INSTRUCTIONS FOR THE TASK – Pull every line containing the word "根据题意" from the records.

────

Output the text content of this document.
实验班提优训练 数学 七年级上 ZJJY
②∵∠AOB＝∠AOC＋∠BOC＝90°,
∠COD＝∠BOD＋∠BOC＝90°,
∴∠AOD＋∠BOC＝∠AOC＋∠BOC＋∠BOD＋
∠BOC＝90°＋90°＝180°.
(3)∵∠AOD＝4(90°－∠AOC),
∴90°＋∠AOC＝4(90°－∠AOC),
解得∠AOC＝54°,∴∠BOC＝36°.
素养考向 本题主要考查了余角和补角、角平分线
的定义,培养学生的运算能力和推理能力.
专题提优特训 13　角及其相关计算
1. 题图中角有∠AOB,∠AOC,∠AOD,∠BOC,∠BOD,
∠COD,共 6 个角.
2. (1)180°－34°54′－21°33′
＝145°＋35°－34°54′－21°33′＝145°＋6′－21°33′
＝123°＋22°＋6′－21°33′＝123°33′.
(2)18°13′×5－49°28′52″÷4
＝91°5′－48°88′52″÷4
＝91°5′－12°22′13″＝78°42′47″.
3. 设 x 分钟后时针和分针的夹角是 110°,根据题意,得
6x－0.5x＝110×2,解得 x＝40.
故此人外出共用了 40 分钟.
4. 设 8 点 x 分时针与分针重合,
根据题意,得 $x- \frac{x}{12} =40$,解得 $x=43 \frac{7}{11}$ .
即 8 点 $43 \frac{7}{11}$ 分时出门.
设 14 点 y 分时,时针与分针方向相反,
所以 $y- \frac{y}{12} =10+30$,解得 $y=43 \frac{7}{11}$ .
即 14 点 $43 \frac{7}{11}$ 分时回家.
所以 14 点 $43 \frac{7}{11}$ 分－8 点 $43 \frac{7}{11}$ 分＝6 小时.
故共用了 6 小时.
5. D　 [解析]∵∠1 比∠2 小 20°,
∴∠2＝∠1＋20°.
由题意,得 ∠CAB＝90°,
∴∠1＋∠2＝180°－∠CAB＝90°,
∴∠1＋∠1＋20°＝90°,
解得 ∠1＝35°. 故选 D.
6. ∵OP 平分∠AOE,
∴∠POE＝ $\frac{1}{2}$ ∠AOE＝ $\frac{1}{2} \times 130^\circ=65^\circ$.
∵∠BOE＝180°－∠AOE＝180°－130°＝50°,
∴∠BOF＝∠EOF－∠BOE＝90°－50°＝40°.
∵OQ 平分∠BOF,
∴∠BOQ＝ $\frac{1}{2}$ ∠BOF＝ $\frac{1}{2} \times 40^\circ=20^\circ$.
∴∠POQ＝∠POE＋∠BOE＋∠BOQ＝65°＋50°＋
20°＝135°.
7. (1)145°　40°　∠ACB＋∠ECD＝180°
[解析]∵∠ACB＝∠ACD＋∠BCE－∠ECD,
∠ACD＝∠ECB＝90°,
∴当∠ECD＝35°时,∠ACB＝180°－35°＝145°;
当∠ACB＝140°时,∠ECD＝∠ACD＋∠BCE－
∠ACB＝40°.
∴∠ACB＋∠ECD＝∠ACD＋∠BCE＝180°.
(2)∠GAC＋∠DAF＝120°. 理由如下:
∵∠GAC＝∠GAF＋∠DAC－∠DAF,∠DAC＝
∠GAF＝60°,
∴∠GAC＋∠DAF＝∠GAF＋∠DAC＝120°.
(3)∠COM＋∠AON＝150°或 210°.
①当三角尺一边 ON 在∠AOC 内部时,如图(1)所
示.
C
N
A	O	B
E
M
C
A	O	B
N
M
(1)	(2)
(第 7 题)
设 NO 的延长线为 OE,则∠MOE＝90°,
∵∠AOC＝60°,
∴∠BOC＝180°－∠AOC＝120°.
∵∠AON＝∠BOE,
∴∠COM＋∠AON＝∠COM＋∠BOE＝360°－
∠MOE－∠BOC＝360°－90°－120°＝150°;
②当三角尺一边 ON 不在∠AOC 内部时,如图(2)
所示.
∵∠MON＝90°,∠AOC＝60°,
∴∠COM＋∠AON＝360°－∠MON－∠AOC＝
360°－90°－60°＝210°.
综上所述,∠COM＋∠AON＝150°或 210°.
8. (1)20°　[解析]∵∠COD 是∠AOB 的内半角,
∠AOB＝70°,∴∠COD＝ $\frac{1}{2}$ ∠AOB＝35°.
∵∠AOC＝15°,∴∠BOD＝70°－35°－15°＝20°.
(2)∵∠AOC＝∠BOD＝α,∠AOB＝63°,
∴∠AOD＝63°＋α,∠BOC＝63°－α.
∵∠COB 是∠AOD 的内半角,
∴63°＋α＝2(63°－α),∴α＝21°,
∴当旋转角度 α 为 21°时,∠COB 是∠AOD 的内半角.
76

────

EXERCISE RESPONSE –
3. 设 x 分钟后时针和分针的夹角是 110°,根据题意,得
根据题意,得 $x- \frac{x}{12} =40$,解得 $x=43 \frac{7}{11}$ .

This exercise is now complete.